-- Begin Dataset rows --
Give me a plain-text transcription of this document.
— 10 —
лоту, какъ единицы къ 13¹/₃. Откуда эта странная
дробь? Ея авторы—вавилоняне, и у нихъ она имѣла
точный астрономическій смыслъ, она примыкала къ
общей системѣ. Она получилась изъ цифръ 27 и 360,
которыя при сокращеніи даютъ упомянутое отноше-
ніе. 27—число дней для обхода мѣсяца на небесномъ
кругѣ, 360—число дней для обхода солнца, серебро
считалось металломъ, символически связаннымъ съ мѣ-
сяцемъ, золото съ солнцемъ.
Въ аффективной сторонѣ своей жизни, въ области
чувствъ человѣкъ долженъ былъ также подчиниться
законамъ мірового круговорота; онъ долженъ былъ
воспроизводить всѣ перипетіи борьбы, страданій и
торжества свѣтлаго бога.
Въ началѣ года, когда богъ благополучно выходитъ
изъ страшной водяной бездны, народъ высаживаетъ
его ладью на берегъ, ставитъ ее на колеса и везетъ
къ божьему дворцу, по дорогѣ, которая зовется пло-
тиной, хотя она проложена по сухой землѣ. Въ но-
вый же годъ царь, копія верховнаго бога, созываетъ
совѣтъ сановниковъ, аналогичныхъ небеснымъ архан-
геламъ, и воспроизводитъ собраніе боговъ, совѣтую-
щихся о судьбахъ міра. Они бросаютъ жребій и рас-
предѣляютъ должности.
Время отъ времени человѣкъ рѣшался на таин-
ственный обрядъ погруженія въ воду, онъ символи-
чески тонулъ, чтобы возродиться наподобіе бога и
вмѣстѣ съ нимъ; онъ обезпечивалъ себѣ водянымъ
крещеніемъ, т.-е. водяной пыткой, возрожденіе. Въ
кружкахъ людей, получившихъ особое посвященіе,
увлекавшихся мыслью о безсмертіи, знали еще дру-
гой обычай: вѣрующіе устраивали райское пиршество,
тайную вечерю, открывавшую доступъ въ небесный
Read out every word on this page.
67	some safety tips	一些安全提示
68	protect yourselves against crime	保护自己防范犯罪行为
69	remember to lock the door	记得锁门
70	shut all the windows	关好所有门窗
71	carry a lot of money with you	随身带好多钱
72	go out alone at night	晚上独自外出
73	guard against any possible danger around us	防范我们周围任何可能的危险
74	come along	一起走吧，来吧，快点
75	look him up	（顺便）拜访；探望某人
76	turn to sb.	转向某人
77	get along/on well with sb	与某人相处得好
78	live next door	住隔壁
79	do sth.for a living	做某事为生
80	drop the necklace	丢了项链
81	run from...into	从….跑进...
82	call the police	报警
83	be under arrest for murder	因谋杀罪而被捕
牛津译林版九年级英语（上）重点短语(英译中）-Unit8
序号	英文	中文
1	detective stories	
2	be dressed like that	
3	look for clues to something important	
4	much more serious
-- End Dataset rows --
Problem to solve: Give nothing but the count of lines in the listing above that hold the string "with".

Answer in full: 2